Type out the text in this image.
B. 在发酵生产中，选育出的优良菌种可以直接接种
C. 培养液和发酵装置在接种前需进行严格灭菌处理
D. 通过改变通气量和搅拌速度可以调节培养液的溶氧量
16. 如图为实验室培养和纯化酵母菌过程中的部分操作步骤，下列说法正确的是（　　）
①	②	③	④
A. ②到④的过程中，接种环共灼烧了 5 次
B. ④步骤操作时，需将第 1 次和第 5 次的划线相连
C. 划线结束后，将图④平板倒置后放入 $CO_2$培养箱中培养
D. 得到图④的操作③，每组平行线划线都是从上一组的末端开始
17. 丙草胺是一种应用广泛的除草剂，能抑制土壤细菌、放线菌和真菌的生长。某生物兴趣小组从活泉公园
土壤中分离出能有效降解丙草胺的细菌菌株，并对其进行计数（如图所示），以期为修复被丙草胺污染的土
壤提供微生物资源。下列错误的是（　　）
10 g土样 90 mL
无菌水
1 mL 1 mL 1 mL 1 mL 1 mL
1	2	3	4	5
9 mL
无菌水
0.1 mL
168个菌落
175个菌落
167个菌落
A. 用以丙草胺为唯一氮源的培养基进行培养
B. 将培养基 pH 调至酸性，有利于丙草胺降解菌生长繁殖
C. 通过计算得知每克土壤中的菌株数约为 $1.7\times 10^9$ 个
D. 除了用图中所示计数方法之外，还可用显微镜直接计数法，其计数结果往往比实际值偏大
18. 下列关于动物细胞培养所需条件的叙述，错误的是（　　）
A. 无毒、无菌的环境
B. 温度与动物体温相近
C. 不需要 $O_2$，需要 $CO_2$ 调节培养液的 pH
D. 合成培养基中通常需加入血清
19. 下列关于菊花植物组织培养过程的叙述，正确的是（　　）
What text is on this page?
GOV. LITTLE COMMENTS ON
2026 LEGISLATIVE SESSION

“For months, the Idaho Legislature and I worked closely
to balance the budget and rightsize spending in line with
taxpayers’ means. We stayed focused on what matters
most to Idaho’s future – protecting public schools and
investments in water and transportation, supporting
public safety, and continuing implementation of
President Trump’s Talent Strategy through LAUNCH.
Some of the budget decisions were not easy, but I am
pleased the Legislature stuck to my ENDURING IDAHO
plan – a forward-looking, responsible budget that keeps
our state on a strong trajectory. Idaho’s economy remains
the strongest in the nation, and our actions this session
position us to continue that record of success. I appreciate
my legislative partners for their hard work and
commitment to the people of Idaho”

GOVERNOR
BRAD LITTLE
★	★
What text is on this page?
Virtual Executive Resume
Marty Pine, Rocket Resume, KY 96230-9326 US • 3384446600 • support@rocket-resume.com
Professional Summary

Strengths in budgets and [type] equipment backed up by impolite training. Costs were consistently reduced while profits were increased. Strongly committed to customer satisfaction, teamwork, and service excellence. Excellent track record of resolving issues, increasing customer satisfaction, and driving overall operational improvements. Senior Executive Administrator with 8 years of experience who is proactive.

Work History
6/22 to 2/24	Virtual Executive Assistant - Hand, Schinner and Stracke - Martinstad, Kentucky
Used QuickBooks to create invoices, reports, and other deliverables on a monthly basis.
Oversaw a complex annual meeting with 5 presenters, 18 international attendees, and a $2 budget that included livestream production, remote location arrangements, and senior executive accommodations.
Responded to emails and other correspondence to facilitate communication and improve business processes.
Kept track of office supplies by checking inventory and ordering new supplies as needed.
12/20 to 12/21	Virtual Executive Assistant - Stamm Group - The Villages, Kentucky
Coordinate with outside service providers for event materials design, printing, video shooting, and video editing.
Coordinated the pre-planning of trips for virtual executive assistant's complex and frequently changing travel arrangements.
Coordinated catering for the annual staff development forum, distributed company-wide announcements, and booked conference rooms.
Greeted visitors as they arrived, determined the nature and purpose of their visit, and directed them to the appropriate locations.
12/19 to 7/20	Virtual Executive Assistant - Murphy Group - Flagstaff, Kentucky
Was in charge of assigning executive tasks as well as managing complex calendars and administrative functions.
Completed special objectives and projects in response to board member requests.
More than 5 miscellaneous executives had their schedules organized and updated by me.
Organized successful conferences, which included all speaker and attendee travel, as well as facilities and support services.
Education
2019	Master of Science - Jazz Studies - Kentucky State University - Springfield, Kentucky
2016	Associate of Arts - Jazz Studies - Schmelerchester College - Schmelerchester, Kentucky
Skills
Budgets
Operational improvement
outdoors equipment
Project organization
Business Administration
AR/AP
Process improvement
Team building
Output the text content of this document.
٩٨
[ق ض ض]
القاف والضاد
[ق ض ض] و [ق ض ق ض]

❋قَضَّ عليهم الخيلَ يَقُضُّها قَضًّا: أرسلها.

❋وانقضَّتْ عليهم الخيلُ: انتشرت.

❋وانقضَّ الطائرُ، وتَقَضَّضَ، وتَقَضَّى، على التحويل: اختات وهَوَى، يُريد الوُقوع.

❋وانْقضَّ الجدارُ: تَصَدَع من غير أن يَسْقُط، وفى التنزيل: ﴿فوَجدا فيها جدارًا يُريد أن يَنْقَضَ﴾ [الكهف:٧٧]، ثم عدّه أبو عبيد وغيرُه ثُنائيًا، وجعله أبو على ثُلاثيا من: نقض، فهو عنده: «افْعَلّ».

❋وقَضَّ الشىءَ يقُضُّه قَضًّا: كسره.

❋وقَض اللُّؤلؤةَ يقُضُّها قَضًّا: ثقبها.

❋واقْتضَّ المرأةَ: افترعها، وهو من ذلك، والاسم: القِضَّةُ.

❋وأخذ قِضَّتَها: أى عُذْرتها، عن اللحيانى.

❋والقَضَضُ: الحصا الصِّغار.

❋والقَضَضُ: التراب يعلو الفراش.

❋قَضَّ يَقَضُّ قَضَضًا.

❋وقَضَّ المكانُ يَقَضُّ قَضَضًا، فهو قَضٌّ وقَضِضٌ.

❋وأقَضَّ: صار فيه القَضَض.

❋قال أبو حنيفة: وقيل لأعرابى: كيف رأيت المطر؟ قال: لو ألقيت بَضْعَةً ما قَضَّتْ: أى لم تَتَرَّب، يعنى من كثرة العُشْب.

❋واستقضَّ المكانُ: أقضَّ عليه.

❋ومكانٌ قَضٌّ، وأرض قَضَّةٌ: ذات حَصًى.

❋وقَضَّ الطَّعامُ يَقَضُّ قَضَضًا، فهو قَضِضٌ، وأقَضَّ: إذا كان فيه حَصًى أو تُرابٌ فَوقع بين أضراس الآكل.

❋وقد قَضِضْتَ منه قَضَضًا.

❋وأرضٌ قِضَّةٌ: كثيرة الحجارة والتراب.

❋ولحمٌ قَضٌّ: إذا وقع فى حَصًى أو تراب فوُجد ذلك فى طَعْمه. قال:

— Exercise description —
Pull out every line in the data above that has the word "text".

— Response to the task —
Type out the text in this image.
What text is on this page?
What text is on this page?
Output the text content of this document.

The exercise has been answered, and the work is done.